PASSAGE TO READ:
Assorted links

by on August 29, 2011 at 1:08 pm in Uncategorized | Permalink

1. An oldie but goodie: let’s not forget Christina Romer’s classic paper on spurious volatility in the historical data (pdf).  This is with reference to recent writings from Eichengreen and Roubini.  I don’t favor a gold standard but criticisms should start with this paper.

2. Critical review of the new MLK memorial.

3. What do anesthetics do?

4. Predictions by Pettis, mostly correct I think, in any case worth a read.

5. Some of Alan Krueger’s academic work.

Rahul August 29, 2011 at 1:28 pm

#3

We started with two principle drugs in 1850, chloroform and diethylether. [snip] [B]oth drugs have gone by the wayside and the safety profile of the drugs we do use has continuously improved. But it’s not because of us knowing how they work. It’s all been empirical, trial and error stuff.

For most drugs isn’t safety mostly empirical? This isn’t an anesthetic specific issue is it? Can we judge any drug to be safe a priori based on mechanisms and structure alone?

steve August 29, 2011 at 1:53 pm

Well, for one thing, anesthetics may have helped us discover how we become conscious – Orch-OR

Silas Barta August 29, 2011 at 6:19 pm

What does that unsubstantiated crank theory have to do with anaesthetics’ impact on consciousness?

Steven Kopits August 29, 2011 at 1:56 pm

Don’t agree with Pettis. For 2030, I agree with his predictions. Not for 2020.

David Wright August 29, 2011 at 4:07 pm

Seconded. I am impressed by Pettis’ willingness to stick his neck out with concrete, near-term predictions. His analysis of the underlying dynamics is spot-on. But he significantly underestimates the ability of established trends and institutions to get propped up and muddle through even when their underlying unsustainability is known to all.

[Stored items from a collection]
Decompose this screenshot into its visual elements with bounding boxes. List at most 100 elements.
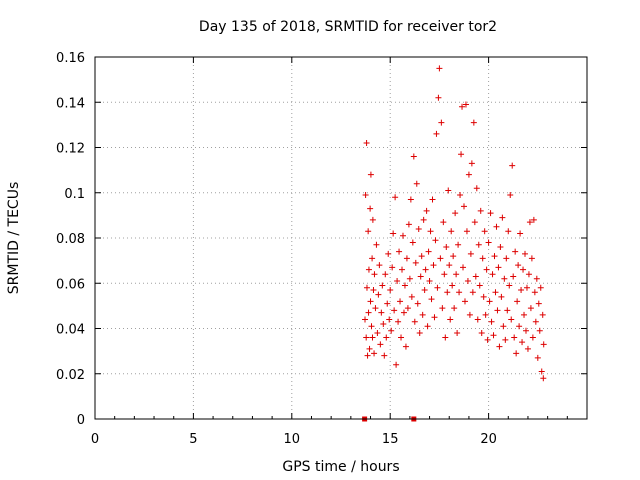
data-point xyxy=(399,266,406,273)
data-point xyxy=(521,311,528,318)
data-point xyxy=(498,293,505,300)
data-point xyxy=(365,228,372,235)
data-point xyxy=(393,361,400,368)
data-point xyxy=(394,277,401,284)
x-tick-label: 5 xyxy=(189,432,197,447)
plot-frame xyxy=(94,56,588,420)
y-tick-label: 0.16 xyxy=(56,51,85,66)
data-point xyxy=(414,300,421,307)
data-point xyxy=(513,350,520,357)
data-point xyxy=(468,160,475,167)
data-point xyxy=(453,271,460,278)
x-axis-title: GPS time / hours xyxy=(282,459,399,475)
data-point xyxy=(426,277,433,284)
data-point xyxy=(367,298,374,305)
data-point xyxy=(375,291,382,298)
data-point xyxy=(483,266,490,273)
axis-ticks: 0 5 10 15 20 0 0.02 0.04 0.06 0.08 0.1 0.12 0.14 0.16 xyxy=(56,51,587,447)
data-point xyxy=(437,255,444,262)
x-tick-label: 0 xyxy=(91,432,99,447)
data-point xyxy=(440,219,447,226)
data-point xyxy=(467,250,474,257)
data-point xyxy=(515,262,522,269)
data-point xyxy=(370,287,377,294)
data-point xyxy=(495,264,502,271)
data-point xyxy=(396,248,403,255)
data-point xyxy=(427,228,434,235)
data-point xyxy=(492,289,499,296)
data-point xyxy=(362,192,369,199)
data-point xyxy=(392,194,399,201)
data-point xyxy=(528,255,535,262)
data-point xyxy=(493,223,500,230)
data-point xyxy=(367,171,374,178)
data-point xyxy=(463,228,470,235)
data-point xyxy=(472,273,479,280)
data-point xyxy=(415,225,422,232)
data-point xyxy=(459,103,466,110)
data-point xyxy=(517,230,524,237)
y-tick-label: 0.12 xyxy=(56,142,85,157)
data-point xyxy=(386,316,393,323)
data-point xyxy=(466,311,473,318)
grid-lines xyxy=(95,57,587,419)
data-point xyxy=(526,219,533,226)
data-point xyxy=(501,275,508,282)
data-point xyxy=(509,162,516,169)
data-point xyxy=(494,307,501,314)
data-point xyxy=(371,350,378,357)
data-point xyxy=(407,196,414,203)
data-point xyxy=(477,207,484,214)
data-point xyxy=(452,210,459,217)
data-point xyxy=(506,282,513,289)
data-point xyxy=(362,316,369,323)
data-point xyxy=(380,320,387,327)
data-point xyxy=(364,352,371,359)
data-point xyxy=(374,330,381,337)
data-point xyxy=(431,314,438,321)
data-point xyxy=(500,323,507,330)
data-point xyxy=(488,318,495,325)
data-point xyxy=(525,271,532,278)
data-point xyxy=(480,293,487,300)
data-point xyxy=(400,309,407,316)
data-point xyxy=(485,239,492,246)
data-point xyxy=(406,275,413,282)
data-point xyxy=(481,228,488,235)
data-point xyxy=(445,187,452,194)
data-point xyxy=(430,262,437,269)
data-point xyxy=(371,271,378,278)
data-point xyxy=(540,341,547,348)
data-point xyxy=(409,239,416,246)
y-tick-label: 0.02 xyxy=(56,368,85,383)
data-point xyxy=(487,210,494,217)
y-tick-label: 0.04 xyxy=(56,323,85,338)
data-point xyxy=(490,332,497,339)
data-point xyxy=(529,334,536,341)
data-point xyxy=(539,311,546,318)
data-point xyxy=(518,287,525,294)
data-point xyxy=(507,192,514,199)
data-point xyxy=(422,266,429,273)
data-point xyxy=(365,266,372,273)
data-point xyxy=(470,119,477,126)
data-point xyxy=(419,311,426,318)
data-point xyxy=(458,151,465,158)
data-point xyxy=(464,277,471,284)
x-tick-label: 15 xyxy=(382,432,399,447)
data-point xyxy=(536,327,543,334)
data-point xyxy=(402,343,409,350)
data-point xyxy=(369,216,376,223)
y-tick-label: 0.08 xyxy=(56,232,85,247)
data-point xyxy=(520,266,527,273)
data-point xyxy=(474,316,481,323)
data-point xyxy=(410,153,417,160)
data-point xyxy=(496,343,503,350)
data-point xyxy=(413,180,420,187)
data-point xyxy=(416,330,423,337)
data-point xyxy=(479,255,486,262)
data-point xyxy=(489,271,496,278)
data-point xyxy=(444,289,451,296)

PARTS OF THE EXERCISE:
- a) From the assorted links post, extract word for word the part that opens with the words containing "Well, for one" and closes with "Not for 2020.".
- b) In the assorted links post, which two drugs does the comment on #3 say were the starting drugs in 1850?

EXERCISE RESULTS:
- a)
Well, for one thing, anesthetics may have helped us discover how we become conscious – Orch-OR

Silas Barta August 29, 2011 at 6:19 pm

What does that unsubstantiated crank theory have to do with anaesthetics’ impact on consciousness?

Steven Kopits August 29, 2011 at 1:56 pm

Don’t agree with Pettis. For 2030, I agree with his predictions. Not for 2020.

- b) Chloroform and diethylether.